Set problem —
Search the data for the word "type". Reproduce every line where it is found.
-- start Material for this task --
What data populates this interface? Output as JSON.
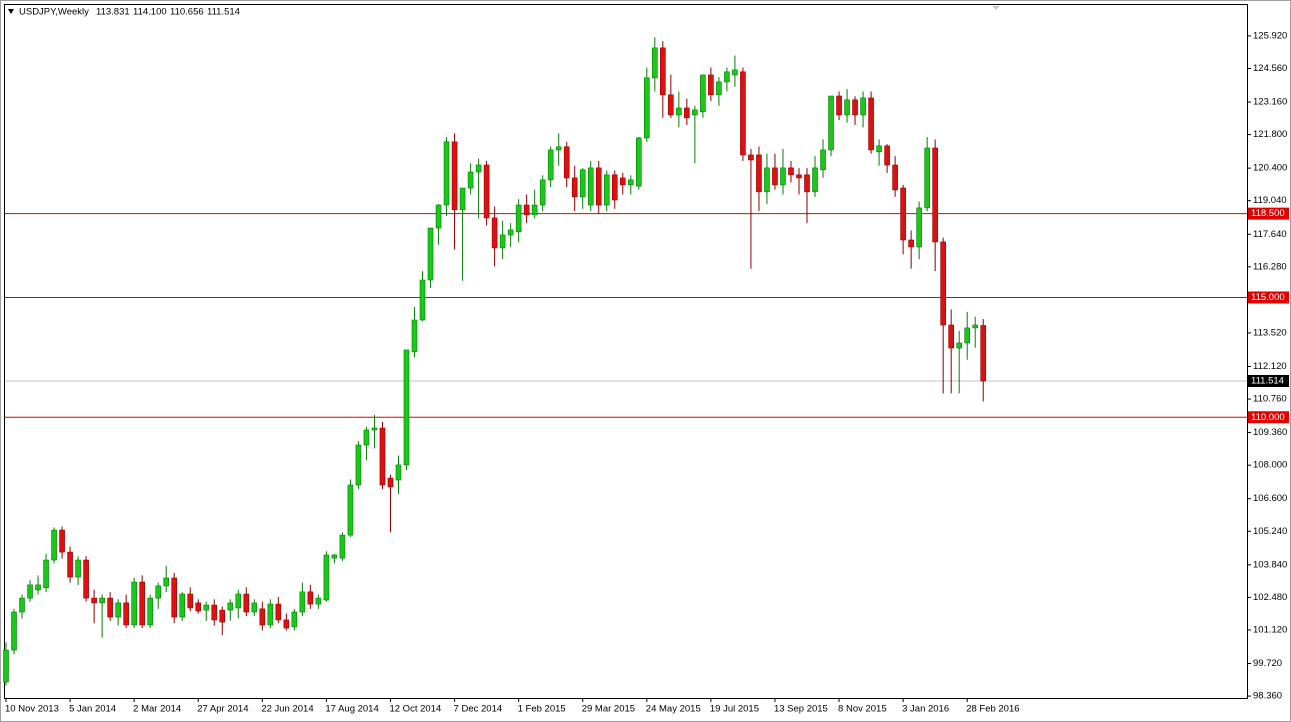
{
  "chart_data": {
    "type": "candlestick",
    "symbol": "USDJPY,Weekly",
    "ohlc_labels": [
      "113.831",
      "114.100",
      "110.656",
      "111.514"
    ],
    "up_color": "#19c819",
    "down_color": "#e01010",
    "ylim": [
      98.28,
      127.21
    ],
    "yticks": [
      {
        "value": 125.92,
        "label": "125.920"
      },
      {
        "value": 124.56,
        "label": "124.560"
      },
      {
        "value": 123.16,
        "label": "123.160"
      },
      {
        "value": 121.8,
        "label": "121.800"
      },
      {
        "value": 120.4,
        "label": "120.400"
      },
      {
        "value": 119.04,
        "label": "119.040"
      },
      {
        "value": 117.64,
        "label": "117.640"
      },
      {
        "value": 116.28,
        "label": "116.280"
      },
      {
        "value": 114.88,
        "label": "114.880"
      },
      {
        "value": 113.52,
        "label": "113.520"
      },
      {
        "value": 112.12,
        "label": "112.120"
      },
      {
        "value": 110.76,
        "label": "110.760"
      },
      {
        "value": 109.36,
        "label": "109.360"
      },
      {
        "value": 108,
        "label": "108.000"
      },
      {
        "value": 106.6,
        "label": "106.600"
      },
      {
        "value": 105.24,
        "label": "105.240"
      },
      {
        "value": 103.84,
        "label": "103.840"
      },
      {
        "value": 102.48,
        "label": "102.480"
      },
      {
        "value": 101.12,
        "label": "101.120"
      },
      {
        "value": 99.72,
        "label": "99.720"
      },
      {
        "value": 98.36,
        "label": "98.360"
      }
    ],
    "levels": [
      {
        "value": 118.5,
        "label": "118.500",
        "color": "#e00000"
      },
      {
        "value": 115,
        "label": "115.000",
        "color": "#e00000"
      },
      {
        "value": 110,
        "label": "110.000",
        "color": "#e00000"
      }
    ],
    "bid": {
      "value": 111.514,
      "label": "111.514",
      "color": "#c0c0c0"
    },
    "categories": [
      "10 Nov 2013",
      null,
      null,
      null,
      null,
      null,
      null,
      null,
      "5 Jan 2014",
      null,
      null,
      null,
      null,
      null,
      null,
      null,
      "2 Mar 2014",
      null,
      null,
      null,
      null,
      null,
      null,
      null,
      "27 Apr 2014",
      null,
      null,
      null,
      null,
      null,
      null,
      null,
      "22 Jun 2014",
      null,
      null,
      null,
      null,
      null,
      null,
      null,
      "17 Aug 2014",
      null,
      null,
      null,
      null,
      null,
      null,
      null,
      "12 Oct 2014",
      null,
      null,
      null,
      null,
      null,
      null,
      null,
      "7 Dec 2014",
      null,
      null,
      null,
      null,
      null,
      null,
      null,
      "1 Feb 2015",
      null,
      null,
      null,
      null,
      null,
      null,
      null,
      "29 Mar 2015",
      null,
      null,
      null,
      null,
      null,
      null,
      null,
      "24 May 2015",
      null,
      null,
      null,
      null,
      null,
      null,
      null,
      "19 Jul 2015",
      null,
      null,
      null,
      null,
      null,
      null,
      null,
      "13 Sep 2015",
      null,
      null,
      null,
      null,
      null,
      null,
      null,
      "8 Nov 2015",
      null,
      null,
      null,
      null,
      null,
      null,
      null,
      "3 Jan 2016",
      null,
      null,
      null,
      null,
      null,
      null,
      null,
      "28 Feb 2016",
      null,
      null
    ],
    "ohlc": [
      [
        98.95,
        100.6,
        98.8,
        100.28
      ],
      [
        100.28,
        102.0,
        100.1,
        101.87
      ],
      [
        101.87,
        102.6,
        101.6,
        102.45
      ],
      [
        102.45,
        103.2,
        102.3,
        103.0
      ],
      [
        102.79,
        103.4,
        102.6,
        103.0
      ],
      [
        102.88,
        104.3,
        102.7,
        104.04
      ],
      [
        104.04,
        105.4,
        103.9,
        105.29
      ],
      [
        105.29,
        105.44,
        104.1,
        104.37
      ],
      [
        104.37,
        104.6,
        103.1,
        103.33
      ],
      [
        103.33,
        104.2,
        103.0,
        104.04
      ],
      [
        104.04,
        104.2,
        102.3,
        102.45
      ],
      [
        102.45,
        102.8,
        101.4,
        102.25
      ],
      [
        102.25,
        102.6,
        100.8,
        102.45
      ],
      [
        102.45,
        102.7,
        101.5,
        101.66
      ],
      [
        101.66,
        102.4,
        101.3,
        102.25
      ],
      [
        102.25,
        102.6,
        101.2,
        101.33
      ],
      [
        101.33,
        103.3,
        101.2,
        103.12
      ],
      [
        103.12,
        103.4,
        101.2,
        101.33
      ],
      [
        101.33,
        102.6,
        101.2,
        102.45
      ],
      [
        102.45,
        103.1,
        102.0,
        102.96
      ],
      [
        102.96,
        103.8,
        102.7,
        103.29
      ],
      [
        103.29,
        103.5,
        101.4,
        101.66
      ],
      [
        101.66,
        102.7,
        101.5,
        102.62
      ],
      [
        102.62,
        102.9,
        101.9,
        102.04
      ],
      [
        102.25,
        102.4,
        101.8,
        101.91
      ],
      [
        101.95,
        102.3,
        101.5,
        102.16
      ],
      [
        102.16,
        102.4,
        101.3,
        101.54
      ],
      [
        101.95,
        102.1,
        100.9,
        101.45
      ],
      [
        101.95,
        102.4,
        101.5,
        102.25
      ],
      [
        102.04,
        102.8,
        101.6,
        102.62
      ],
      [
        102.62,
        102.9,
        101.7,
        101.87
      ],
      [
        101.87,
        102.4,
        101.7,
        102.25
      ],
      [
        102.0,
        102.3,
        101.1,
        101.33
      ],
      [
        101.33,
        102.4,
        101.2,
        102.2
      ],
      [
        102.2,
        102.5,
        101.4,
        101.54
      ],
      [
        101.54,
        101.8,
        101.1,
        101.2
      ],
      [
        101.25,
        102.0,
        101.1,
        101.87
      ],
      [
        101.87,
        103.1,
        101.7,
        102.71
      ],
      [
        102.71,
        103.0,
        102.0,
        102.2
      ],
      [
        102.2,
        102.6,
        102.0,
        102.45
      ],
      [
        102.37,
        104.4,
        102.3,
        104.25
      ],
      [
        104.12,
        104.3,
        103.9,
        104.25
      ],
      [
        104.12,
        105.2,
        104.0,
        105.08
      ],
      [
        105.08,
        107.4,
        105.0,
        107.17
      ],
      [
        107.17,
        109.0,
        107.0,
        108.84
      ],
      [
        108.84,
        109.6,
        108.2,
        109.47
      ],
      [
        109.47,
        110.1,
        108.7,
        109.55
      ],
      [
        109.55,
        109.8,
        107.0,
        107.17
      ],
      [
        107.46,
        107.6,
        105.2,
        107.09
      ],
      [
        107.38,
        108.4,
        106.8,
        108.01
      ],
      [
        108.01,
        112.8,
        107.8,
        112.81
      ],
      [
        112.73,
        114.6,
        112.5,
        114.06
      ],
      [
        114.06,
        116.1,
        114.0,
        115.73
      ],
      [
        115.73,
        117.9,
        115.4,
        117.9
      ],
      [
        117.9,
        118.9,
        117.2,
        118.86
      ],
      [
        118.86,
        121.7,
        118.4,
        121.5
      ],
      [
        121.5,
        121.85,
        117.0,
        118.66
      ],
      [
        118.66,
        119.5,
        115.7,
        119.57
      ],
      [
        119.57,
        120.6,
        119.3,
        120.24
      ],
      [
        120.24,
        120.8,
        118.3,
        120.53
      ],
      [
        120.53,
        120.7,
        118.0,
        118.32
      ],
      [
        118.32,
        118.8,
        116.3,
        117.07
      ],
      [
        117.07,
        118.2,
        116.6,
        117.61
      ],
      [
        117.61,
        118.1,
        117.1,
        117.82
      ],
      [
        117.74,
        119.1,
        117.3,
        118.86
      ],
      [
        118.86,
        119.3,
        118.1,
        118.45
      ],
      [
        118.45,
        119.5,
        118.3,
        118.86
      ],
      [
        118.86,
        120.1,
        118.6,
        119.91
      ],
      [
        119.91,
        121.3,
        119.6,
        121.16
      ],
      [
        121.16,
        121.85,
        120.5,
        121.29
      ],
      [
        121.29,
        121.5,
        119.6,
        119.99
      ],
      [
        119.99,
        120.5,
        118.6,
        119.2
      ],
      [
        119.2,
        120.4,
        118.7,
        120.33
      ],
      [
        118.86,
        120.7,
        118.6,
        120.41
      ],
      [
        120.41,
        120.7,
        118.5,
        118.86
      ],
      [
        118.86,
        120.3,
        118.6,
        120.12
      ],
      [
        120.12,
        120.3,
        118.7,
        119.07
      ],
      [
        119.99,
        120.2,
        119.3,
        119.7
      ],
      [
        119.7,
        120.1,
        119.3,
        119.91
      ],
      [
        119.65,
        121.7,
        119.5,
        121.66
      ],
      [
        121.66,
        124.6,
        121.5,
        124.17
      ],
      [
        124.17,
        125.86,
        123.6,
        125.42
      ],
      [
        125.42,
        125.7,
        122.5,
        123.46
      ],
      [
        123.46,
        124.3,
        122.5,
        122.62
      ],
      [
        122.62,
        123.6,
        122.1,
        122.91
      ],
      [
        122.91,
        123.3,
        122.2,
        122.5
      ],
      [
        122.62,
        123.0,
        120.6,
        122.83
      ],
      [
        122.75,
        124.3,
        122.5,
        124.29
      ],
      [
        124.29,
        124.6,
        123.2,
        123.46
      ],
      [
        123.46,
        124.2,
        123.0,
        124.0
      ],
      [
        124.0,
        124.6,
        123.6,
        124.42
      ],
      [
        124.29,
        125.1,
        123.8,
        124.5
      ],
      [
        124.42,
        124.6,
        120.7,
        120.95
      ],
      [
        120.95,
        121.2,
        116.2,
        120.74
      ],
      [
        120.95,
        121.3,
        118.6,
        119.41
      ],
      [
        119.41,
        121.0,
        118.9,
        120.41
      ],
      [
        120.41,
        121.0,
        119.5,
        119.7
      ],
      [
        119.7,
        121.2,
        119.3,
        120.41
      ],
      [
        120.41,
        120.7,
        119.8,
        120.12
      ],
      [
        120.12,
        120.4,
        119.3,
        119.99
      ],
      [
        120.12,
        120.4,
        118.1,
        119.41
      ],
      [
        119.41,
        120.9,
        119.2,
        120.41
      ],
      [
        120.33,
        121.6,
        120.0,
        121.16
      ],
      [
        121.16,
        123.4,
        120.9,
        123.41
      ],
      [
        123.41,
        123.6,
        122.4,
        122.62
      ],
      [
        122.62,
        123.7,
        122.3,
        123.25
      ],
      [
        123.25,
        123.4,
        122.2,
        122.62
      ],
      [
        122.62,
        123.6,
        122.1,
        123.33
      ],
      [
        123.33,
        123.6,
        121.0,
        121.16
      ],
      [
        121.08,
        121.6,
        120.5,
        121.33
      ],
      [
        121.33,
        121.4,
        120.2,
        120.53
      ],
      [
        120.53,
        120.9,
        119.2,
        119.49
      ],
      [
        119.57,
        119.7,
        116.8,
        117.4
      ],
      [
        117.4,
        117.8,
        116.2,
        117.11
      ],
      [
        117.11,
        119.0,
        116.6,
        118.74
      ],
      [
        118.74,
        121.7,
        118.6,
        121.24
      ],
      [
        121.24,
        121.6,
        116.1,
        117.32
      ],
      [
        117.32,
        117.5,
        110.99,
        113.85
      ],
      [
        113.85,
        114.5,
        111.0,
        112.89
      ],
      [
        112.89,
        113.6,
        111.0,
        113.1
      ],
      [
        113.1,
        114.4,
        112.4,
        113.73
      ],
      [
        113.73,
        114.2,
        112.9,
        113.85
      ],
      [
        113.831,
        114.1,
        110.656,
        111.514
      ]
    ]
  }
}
-- end Material for this task --
-- start Material for this task --
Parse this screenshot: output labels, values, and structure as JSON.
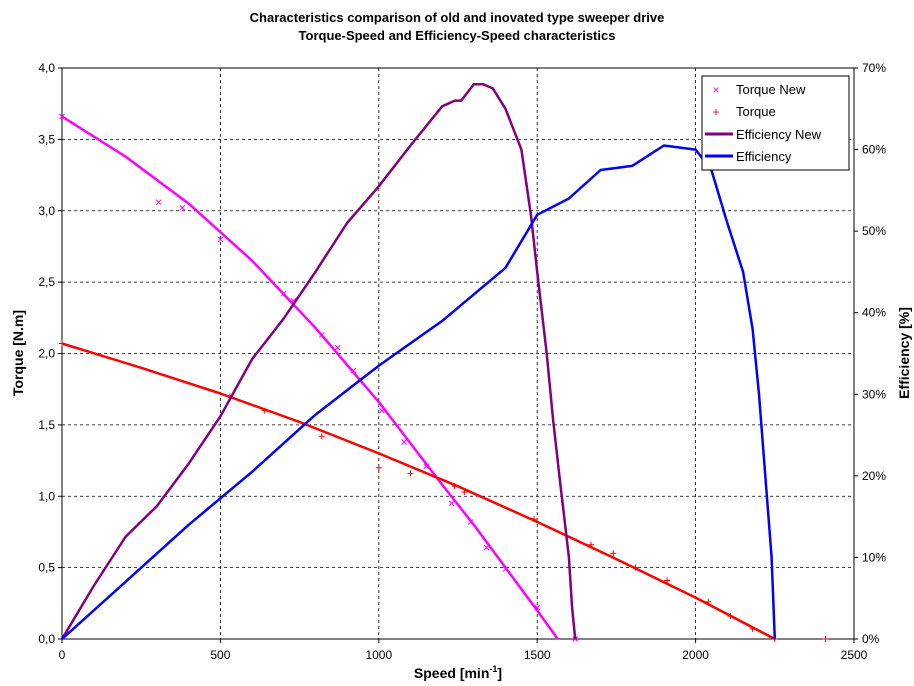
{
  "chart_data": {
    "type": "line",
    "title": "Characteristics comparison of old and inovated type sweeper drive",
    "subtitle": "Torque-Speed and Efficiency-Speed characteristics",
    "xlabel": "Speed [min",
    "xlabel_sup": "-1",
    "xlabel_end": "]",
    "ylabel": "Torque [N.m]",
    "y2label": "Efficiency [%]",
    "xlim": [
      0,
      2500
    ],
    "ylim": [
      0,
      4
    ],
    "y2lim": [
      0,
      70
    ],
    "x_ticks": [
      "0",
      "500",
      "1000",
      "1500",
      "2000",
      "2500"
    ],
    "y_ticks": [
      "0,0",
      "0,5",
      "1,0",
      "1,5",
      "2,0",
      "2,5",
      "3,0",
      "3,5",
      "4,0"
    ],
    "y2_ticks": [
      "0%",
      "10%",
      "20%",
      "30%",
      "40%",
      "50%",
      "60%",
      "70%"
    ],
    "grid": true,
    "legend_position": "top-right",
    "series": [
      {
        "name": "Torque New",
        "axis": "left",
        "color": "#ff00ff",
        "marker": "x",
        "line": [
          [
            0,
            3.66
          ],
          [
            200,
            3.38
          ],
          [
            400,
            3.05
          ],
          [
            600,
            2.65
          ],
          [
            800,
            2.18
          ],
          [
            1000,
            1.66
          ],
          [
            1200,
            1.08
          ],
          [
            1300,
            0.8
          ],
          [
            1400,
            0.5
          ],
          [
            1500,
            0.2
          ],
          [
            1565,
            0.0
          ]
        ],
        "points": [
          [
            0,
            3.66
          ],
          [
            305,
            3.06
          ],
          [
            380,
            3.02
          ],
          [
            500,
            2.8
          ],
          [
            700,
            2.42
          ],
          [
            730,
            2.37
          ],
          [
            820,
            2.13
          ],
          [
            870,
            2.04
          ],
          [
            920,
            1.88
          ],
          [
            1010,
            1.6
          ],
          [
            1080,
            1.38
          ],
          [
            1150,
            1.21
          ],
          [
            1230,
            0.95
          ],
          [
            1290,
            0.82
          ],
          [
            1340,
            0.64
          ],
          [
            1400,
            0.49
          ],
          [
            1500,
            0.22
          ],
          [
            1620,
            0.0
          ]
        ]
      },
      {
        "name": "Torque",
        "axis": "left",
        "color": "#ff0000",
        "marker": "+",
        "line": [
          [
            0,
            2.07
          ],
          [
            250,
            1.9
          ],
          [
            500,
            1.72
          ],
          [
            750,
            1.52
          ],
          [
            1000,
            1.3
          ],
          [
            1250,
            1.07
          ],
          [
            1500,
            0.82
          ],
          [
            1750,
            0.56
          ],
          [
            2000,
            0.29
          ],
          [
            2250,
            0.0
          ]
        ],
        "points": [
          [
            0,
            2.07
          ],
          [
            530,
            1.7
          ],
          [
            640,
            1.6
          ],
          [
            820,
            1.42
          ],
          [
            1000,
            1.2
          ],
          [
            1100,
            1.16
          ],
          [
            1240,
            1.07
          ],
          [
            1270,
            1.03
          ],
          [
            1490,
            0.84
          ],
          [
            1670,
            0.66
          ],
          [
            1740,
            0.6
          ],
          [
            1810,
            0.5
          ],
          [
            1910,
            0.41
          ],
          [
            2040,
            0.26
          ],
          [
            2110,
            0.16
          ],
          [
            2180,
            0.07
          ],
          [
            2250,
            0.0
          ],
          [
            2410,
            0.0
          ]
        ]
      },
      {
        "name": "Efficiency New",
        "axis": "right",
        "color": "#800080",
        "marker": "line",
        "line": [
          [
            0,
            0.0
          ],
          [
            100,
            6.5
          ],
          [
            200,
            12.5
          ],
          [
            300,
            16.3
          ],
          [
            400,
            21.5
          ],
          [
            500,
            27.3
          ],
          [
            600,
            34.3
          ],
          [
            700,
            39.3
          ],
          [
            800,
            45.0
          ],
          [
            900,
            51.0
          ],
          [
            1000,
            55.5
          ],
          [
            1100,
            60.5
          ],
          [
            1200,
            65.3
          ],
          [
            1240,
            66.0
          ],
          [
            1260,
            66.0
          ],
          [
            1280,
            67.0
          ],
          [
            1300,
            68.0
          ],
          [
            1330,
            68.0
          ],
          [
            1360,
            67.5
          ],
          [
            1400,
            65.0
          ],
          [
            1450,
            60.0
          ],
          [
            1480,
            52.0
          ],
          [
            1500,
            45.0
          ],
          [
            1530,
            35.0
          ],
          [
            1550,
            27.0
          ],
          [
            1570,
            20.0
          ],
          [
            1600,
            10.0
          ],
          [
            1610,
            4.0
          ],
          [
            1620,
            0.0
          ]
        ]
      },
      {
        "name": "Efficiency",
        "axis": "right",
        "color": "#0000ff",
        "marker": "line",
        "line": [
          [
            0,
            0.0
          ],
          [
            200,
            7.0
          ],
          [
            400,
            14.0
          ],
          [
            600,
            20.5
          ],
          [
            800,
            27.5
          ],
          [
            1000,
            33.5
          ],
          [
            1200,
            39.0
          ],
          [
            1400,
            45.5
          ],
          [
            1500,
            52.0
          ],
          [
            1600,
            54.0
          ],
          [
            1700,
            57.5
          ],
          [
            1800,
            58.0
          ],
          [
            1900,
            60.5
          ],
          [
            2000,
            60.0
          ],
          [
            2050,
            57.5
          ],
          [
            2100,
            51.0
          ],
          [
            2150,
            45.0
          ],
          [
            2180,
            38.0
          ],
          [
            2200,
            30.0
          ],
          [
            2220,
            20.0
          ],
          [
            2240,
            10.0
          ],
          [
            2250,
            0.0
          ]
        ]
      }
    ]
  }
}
-- end Material for this task --
-- start Material for this task --
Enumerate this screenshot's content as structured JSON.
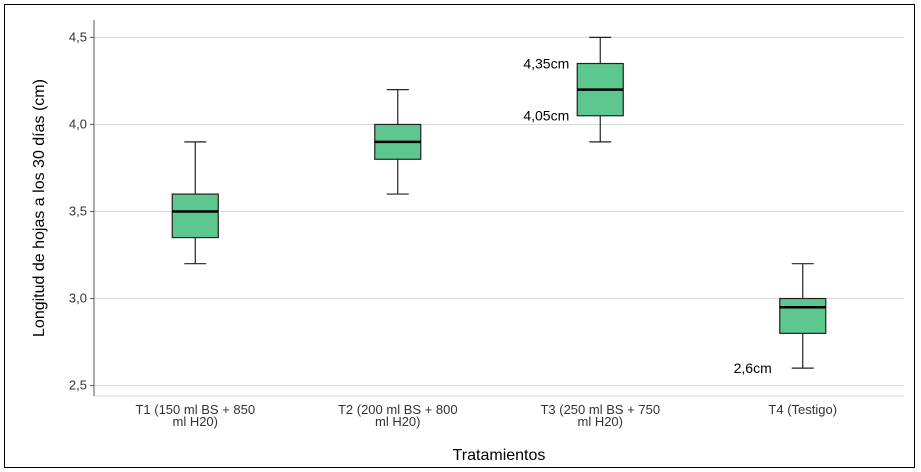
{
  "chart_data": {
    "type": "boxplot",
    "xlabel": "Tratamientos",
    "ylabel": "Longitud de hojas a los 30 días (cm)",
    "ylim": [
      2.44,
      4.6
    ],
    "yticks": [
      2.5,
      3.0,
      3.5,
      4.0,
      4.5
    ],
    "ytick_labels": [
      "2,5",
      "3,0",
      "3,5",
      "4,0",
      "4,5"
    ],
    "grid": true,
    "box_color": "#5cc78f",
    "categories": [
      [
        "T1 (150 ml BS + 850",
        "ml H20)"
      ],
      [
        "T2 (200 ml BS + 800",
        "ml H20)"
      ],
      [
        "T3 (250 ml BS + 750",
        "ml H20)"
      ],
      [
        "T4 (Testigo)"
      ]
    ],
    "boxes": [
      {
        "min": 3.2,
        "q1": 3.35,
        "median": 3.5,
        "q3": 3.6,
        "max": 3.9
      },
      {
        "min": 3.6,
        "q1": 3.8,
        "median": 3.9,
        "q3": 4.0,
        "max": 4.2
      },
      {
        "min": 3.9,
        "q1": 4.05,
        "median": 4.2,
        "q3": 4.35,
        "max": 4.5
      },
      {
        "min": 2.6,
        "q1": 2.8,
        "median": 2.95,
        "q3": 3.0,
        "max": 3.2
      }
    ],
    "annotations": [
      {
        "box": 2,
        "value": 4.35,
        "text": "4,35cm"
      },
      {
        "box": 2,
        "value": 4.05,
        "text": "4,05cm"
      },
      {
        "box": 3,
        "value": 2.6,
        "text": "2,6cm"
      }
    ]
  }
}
-- end Material for this task --
Solution below —
    "type": "candlestick",
    "type": "line",
    "title": "Characteristics comparison of old and inovated type sweeper drive",
    "type": "boxplot",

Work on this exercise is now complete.